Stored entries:
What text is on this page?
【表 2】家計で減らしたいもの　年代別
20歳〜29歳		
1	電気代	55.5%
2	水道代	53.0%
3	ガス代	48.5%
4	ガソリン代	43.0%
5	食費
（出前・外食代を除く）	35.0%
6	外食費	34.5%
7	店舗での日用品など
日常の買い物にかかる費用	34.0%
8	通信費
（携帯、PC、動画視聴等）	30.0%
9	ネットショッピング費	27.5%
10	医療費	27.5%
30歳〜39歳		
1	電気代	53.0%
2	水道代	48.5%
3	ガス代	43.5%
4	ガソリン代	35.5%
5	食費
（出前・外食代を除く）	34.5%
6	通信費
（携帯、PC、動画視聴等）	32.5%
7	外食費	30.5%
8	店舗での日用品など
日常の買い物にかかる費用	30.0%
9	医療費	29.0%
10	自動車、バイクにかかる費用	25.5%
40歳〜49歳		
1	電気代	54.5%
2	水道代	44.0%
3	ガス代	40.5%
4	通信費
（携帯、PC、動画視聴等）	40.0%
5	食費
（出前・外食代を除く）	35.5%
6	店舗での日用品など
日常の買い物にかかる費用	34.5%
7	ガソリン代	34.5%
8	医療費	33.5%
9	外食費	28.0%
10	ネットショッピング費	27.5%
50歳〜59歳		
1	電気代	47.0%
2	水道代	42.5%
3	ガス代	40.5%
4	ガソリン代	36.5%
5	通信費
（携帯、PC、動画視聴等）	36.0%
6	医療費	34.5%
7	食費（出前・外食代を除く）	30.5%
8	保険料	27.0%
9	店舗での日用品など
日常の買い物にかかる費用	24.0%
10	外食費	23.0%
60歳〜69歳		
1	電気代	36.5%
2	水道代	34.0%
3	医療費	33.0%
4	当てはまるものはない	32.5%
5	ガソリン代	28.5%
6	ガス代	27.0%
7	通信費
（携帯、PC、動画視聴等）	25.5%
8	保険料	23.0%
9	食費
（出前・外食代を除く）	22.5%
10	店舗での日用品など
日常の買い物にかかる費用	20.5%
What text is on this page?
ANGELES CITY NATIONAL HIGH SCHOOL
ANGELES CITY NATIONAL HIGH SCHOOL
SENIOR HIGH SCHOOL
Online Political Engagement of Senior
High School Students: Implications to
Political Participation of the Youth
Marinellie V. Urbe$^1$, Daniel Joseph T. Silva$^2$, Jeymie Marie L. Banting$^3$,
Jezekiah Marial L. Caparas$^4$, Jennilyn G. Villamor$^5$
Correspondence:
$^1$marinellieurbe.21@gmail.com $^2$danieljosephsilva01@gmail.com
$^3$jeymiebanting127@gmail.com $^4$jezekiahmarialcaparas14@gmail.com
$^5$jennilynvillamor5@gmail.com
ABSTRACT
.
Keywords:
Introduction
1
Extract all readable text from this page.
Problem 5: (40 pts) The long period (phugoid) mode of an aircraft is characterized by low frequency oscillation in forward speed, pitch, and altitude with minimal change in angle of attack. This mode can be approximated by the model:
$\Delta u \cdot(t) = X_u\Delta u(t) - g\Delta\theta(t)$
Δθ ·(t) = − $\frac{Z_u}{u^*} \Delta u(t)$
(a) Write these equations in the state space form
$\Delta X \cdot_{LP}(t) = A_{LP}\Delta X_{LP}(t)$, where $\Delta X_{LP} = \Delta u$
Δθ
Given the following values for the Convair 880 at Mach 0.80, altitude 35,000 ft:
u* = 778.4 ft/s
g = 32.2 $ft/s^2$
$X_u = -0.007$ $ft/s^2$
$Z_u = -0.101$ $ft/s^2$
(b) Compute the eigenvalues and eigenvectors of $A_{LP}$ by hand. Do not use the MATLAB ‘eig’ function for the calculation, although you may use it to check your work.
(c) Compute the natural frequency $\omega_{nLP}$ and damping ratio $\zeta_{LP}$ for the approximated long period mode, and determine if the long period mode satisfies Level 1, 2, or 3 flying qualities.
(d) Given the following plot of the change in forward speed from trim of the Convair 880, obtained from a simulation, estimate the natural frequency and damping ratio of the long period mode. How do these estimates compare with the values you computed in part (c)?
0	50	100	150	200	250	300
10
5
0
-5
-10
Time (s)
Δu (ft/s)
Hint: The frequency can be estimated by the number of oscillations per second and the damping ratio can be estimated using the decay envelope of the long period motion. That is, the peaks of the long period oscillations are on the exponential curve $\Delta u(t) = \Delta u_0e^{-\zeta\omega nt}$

**REQUIRED WORK:** Scan the data above and copy every line with "日常の買い物にかかる費用" in it.

**REPLY TO THE TASK:**
日常の買い物にかかる費用	34.0%
日常の買い物にかかる費用	30.0%
日常の買い物にかかる費用	34.5%
日常の買い物にかかる費用	24.0%
日常の買い物にかかる費用	20.5%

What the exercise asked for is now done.